• [Exercise directions] Each entry below is to be printed verbatim.

Lines of data:
* * * * *

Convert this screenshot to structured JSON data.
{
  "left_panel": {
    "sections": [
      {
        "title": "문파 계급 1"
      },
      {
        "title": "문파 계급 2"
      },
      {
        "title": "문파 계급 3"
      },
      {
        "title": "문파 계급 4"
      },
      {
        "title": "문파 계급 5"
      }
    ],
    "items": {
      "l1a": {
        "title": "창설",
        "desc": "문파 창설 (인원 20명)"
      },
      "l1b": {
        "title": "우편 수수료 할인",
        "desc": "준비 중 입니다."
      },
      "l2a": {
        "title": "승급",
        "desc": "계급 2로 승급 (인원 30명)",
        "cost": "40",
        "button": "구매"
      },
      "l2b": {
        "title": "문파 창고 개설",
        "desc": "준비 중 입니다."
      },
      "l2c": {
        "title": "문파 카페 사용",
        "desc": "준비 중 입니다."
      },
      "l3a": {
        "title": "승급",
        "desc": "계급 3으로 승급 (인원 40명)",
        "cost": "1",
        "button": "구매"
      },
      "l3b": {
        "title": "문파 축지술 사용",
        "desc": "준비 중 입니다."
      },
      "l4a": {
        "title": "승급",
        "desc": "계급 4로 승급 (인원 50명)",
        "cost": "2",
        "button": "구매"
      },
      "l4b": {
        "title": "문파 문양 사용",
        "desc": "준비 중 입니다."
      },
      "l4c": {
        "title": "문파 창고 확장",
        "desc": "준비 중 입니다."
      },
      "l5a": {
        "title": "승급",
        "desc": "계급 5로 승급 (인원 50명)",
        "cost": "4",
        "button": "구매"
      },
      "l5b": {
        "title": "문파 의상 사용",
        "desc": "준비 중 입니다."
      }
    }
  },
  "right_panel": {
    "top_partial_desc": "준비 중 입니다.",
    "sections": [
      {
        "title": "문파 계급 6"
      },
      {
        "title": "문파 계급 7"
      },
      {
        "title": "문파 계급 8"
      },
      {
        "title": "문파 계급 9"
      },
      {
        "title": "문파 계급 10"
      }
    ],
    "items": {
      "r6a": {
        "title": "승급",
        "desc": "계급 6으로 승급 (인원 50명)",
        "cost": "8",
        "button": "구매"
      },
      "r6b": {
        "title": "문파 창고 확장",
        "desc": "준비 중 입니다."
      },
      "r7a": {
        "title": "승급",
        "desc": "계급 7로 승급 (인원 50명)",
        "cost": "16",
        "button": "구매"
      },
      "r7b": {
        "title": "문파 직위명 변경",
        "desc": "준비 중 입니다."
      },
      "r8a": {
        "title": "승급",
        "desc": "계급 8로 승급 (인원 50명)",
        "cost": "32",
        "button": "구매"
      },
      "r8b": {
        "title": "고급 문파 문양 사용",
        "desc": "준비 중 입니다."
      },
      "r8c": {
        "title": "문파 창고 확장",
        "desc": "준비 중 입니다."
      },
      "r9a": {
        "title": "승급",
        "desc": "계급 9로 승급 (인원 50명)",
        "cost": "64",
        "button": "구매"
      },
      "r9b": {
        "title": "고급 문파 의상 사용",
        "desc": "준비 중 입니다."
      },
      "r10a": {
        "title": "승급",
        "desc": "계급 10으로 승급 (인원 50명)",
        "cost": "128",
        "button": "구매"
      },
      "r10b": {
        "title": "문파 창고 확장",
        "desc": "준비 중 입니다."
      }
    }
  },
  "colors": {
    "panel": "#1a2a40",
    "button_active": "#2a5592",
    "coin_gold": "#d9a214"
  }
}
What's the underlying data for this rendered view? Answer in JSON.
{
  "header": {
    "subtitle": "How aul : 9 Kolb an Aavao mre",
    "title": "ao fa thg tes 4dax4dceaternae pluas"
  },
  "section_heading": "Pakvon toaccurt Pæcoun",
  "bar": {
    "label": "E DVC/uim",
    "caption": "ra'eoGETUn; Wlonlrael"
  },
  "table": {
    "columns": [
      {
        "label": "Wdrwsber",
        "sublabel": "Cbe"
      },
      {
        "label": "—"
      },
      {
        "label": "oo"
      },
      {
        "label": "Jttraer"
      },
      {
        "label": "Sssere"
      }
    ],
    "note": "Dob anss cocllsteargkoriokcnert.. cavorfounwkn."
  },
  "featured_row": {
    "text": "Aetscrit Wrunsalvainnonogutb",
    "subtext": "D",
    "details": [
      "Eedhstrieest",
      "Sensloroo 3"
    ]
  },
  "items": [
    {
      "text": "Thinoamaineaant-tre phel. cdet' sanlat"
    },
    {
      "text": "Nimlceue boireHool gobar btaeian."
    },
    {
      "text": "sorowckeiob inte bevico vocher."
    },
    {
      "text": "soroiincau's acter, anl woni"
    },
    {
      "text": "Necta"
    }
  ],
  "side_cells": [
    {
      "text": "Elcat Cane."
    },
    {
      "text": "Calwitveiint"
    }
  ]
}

* * * * *

• [Complete answer]
Convert this screenshot to structured JSON data.
{
  "left_panel": {
    "sections": [
      {
        "title": "문파 계급 1"
      },
      {
        "title": "문파 계급 2"
      },
      {
        "title": "문파 계급 3"
      },
      {
        "title": "문파 계급 4"
      },
      {
        "title": "문파 계급 5"
      }
    ],
    "items": {
      "l1a": {
        "title": "창설",
        "desc": "문파 창설 (인원 20명)"
      },
      "l1b": {
        "title": "우편 수수료 할인",
        "desc": "준비 중 입니다."
      },
      "l2a": {
        "title": "승급",
        "desc": "계급 2로 승급 (인원 30명)",
        "cost": "40",
        "button": "구매"
      },
      "l2b": {
        "title": "문파 창고 개설",
        "desc": "준비 중 입니다."
      },
      "l2c": {
        "title": "문파 카페 사용",
        "desc": "준비 중 입니다."
      },
      "l3a": {
        "title": "승급",
        "desc": "계급 3으로 승급 (인원 40명)",
        "cost": "1",
        "button": "구매"
      },
      "l3b": {
        "title": "문파 축지술 사용",
        "desc": "준비 중 입니다."
      },
      "l4a": {
        "title": "승급",
        "desc": "계급 4로 승급 (인원 50명)",
        "cost": "2",
        "button": "구매"
      },
      "l4b": {
        "title": "문파 문양 사용",
        "desc": "준비 중 입니다."
      },
      "l4c": {
        "title": "문파 창고 확장",
        "desc": "준비 중 입니다."
      },
      "l5a": {
        "title": "승급",
        "desc": "계급 5로 승급 (인원 50명)",
        "cost": "4",
        "button": "구매"
      },
      "l5b": {
        "title": "문파 의상 사용",
        "desc": "준비 중 입니다."
      }
    }
  },
  "right_panel": {
    "top_partial_desc": "준비 중 입니다.",
    "sections": [
      {
        "title": "문파 계급 6"
      },
      {
        "title": "문파 계급 7"
      },
      {
        "title": "문파 계급 8"
      },
      {
        "title": "문파 계급 9"
      },
      {
        "title": "문파 계급 10"
      }
    ],
    "items": {
      "r6a": {
        "title": "승급",
        "desc": "계급 6으로 승급 (인원 50명)",
        "cost": "8",
        "button": "구매"
      },
      "r6b": {
        "title": "문파 창고 확장",
        "desc": "준비 중 입니다."
      },
      "r7a": {
        "title": "승급",
        "desc": "계급 7로 승급 (인원 50명)",
        "cost": "16",
        "button": "구매"
      },
      "r7b": {
        "title": "문파 직위명 변경",
        "desc": "준비 중 입니다."
      },
      "r8a": {
        "title": "승급",
        "desc": "계급 8로 승급 (인원 50명)",
        "cost": "32",
        "button": "구매"
      },
      "r8b": {
        "title": "고급 문파 문양 사용",
        "desc": "준비 중 입니다."
      },
      "r8c": {
        "title": "문파 창고 확장",
        "desc": "준비 중 입니다."
      },
      "r9a": {
        "title": "승급",
        "desc": "계급 9로 승급 (인원 50명)",
        "cost": "64",
        "button": "구매"
      },
      "r9b": {
        "title": "고급 문파 의상 사용",
        "desc": "준비 중 입니다."
      },
      "r10a": {
        "title": "승급",
        "desc": "계급 10으로 승급 (인원 50명)",
        "cost": "128",
        "button": "구매"
      },
      "r10b": {
        "title": "문파 창고 확장",
        "desc": "준비 중 입니다."
      }
    }
  },
  "colors": {
    "panel": "#1a2a40",
    "button_active": "#2a5592",
    "coin_gold": "#d9a214"
  }
}
What's the underlying data for this rendered view? Answer in JSON.
{
  "header": {
    "subtitle": "How aul : 9 Kolb an Aavao mre",
    "title": "ao fa thg tes 4dax4dceaternae pluas"
  },
  "section_heading": "Pakvon toaccurt Pæcoun",
  "bar": {
    "label": "E DVC/uim",
    "caption": "ra'eoGETUn; Wlonlrael"
  },
  "table": {
    "columns": [
      {
        "label": "Wdrwsber",
        "sublabel": "Cbe"
      },
      {
        "label": "—"
      },
      {
        "label": "oo"
      },
      {
        "label": "Jttraer"
      },
      {
        "label": "Sssere"
      }
    ],
    "note": "Dob anss cocllsteargkoriokcnert.. cavorfounwkn."
  },
  "featured_row": {
    "text": "Aetscrit Wrunsalvainnonogutb",
    "subtext": "D",
    "details": [
      "Eedhstrieest",
      "Sensloroo 3"
    ]
  },
  "items": [
    {
      "text": "Thinoamaineaant-tre phel. cdet' sanlat"
    },
    {
      "text": "Nimlceue boireHool gobar btaeian."
    },
    {
      "text": "sorowckeiob inte bevico vocher."
    },
    {
      "text": "soroiincau's acter, anl woni"
    },
    {
      "text": "Necta"
    }
  ],
  "side_cells": [
    {
      "text": "Elcat Cane."
    },
    {
      "text": "Calwitveiint"
    }
  ]
}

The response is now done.